◆ **Aim of the task**: Check the listing below for lines with the word "JSON" and say how many there are, with nothing but the number.

===

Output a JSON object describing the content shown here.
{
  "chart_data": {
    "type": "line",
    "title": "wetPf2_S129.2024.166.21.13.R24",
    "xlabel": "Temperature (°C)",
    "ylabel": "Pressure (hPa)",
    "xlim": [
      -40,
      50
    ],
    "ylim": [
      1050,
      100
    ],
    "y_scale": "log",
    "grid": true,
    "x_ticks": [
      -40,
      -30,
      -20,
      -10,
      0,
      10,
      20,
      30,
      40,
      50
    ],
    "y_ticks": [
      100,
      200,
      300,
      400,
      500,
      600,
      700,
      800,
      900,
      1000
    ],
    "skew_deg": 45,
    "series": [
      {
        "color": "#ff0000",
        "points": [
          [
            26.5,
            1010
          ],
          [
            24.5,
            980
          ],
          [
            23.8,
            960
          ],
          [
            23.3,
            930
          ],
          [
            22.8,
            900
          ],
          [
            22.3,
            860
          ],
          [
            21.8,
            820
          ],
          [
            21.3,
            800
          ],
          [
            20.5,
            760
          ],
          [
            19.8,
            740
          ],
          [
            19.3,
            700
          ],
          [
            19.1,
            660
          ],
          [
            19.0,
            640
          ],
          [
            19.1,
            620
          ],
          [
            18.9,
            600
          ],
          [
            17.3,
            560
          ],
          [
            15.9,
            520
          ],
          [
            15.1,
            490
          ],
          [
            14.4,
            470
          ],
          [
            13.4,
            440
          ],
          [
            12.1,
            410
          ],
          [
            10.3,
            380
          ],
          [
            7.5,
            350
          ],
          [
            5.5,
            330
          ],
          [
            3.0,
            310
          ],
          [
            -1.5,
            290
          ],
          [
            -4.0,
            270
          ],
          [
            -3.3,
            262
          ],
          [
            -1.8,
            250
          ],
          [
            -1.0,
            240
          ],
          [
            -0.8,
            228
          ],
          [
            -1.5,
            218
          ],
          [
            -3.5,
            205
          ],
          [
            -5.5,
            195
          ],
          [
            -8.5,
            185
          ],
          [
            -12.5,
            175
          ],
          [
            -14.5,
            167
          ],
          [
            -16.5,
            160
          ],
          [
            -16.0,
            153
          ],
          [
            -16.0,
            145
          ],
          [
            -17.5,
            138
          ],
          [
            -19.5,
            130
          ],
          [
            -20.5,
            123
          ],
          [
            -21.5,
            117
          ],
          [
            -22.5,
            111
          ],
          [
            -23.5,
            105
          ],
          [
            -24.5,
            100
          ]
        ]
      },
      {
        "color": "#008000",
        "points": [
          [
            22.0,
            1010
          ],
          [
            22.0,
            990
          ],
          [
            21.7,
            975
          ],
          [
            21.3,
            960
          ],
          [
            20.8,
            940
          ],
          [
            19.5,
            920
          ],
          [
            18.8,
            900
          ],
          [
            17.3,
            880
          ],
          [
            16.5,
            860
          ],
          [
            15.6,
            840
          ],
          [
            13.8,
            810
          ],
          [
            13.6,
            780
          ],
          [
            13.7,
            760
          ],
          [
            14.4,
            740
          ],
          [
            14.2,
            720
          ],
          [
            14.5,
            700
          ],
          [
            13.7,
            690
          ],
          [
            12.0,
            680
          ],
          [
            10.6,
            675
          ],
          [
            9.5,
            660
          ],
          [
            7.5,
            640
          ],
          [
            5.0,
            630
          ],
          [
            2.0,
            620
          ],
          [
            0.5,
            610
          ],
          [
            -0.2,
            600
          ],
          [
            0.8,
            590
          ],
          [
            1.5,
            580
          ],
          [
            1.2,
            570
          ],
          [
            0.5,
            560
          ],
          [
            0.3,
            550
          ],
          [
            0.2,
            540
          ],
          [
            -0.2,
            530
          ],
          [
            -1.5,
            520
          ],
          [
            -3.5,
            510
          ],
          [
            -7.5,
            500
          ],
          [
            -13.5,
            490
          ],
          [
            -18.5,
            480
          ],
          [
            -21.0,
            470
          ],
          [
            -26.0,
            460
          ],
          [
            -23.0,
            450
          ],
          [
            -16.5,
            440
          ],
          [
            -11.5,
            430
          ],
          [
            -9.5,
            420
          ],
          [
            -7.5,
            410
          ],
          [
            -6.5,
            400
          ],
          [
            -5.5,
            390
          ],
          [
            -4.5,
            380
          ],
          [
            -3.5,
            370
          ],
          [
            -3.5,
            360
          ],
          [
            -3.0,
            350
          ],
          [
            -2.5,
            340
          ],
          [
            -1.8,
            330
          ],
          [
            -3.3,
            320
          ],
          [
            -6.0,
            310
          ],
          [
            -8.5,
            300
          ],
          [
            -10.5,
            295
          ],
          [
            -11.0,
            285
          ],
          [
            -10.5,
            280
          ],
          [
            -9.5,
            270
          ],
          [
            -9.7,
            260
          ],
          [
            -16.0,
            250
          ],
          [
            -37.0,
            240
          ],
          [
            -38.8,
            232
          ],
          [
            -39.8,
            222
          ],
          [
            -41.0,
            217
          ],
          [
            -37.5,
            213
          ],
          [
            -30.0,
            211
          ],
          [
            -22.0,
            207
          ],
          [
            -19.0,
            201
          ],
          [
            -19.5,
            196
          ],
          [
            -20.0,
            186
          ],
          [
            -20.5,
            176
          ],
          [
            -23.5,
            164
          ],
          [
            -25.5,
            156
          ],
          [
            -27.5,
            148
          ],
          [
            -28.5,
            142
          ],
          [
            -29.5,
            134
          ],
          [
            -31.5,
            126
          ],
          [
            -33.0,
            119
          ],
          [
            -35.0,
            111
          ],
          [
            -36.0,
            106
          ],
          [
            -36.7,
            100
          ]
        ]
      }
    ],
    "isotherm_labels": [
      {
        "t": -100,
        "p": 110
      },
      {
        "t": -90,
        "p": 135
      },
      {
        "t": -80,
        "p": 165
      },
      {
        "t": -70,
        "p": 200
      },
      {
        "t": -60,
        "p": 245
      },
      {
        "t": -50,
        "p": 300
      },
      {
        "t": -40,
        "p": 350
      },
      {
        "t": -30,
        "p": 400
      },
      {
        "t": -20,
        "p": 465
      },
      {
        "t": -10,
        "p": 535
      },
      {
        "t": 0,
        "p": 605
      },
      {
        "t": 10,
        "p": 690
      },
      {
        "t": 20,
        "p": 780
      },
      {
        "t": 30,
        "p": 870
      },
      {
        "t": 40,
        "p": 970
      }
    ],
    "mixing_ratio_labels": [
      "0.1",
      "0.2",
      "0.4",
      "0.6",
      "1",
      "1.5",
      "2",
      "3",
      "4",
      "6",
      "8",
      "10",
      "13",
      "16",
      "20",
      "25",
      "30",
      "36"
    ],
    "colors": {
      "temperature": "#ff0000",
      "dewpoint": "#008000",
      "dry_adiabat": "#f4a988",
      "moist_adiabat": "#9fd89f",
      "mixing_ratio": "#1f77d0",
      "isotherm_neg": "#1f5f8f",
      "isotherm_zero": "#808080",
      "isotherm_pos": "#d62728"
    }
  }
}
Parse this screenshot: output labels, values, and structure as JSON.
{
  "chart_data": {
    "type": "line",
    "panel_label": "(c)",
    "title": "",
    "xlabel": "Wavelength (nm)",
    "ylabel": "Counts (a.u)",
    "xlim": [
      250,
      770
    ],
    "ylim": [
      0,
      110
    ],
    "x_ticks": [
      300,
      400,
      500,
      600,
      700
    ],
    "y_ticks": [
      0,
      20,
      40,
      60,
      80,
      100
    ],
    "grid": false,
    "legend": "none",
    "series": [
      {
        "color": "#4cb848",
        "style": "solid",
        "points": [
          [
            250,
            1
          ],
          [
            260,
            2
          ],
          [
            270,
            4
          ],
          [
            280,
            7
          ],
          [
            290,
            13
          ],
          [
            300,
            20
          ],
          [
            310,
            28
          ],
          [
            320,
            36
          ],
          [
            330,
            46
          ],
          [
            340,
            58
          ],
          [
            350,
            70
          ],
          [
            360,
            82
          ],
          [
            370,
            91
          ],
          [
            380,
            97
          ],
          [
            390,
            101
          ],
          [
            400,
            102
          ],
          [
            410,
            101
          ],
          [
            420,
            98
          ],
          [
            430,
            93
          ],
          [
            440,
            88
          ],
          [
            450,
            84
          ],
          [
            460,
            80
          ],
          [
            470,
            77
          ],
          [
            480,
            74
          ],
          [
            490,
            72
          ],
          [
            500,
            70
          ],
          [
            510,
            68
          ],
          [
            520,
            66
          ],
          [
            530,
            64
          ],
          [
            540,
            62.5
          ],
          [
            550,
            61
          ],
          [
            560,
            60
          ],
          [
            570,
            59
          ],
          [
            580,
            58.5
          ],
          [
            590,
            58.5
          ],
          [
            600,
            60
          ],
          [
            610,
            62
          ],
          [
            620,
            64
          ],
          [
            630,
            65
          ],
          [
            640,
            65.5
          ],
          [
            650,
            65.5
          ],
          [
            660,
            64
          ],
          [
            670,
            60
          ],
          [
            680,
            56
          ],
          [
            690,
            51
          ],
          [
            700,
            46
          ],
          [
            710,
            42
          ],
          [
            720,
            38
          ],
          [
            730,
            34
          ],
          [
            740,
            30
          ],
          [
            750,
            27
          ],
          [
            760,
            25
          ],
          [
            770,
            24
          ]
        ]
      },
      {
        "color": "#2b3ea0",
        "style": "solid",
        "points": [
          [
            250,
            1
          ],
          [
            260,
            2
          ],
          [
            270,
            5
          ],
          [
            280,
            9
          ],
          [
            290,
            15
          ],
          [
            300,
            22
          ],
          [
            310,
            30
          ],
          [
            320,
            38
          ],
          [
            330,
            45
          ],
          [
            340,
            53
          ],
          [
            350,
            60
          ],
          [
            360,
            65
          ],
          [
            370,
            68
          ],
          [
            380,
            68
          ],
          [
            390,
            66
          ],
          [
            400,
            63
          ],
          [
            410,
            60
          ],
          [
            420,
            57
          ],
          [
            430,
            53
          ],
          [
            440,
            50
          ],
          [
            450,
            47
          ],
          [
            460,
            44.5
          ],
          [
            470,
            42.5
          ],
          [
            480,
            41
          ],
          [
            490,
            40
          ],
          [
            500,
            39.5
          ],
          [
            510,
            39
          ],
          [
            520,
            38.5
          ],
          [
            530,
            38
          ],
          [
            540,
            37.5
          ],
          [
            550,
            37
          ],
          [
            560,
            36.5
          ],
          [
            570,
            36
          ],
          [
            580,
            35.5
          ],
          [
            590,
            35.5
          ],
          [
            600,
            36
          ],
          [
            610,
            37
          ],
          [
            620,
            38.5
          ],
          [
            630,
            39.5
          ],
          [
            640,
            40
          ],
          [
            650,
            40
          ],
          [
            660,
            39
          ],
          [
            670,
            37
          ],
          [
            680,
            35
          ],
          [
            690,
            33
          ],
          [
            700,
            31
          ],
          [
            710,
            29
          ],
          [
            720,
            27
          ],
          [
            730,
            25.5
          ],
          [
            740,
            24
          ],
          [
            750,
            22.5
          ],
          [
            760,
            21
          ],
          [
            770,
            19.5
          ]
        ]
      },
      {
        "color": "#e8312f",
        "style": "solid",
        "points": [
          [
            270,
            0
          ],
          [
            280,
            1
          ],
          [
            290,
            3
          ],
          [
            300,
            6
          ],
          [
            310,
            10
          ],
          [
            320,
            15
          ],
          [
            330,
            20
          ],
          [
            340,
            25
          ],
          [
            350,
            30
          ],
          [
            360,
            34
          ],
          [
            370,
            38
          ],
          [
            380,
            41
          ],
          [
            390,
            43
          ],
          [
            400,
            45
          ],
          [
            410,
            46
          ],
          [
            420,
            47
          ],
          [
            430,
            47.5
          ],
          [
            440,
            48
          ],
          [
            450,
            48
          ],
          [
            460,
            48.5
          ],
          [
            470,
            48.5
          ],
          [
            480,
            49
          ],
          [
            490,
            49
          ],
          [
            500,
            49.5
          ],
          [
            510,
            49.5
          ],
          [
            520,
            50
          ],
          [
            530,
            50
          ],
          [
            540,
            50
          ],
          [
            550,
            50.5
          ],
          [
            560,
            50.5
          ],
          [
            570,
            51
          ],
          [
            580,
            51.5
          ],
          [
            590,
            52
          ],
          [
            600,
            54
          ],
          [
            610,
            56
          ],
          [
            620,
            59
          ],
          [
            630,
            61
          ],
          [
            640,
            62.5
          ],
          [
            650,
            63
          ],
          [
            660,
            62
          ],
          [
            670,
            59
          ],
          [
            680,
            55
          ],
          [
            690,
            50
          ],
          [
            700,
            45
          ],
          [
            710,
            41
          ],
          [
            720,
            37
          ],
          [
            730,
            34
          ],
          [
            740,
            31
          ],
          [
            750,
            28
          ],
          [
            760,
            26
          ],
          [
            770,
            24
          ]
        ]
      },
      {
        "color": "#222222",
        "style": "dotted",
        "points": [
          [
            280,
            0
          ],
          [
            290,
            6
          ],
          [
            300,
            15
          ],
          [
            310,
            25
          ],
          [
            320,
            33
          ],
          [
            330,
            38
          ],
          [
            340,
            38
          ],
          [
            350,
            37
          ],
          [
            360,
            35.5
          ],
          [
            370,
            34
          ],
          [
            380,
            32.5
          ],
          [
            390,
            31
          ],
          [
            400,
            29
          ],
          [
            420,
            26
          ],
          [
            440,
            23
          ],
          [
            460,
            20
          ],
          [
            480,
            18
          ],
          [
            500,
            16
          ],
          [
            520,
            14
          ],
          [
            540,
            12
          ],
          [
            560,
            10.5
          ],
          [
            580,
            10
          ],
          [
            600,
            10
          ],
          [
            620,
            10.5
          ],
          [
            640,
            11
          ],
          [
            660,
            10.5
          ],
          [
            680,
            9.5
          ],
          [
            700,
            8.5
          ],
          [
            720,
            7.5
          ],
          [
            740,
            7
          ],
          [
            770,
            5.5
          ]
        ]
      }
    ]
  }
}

===

◆ **Expected answer**: 2